AIM OF THE TASK: Go through the listing beneath this task and return every line that carries the string "JSON".

INFORMATION GIVEN:

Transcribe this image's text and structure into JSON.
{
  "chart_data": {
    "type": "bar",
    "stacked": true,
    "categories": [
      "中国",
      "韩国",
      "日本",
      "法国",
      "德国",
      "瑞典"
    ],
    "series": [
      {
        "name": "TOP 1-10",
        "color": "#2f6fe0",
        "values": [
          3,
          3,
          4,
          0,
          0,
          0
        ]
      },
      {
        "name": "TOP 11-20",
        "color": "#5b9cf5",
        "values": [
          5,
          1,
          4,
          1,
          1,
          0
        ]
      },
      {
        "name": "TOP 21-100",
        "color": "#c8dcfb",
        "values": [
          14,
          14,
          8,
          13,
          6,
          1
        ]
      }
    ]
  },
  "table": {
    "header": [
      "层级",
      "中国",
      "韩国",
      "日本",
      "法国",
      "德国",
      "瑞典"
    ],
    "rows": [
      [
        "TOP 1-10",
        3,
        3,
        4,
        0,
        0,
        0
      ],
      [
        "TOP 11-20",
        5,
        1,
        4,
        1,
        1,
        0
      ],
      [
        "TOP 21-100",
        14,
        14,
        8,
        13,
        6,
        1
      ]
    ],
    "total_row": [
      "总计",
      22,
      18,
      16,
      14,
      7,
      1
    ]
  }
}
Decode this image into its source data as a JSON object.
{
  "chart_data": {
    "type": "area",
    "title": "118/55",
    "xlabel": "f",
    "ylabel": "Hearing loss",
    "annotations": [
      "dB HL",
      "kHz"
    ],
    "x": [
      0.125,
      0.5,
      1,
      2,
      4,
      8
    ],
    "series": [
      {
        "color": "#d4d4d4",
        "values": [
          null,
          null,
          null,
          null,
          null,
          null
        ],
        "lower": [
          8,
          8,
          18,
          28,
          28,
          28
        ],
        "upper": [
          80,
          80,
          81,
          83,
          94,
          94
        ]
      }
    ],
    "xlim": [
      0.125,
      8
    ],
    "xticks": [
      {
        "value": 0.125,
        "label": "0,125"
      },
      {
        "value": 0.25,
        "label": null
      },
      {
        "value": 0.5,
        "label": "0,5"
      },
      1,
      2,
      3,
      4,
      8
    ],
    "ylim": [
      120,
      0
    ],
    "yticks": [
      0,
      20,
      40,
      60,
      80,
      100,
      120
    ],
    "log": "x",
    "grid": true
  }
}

WRITTEN ANSWER:
Transcribe this image's text and structure into JSON.
Decode this image into its source data as a JSON object.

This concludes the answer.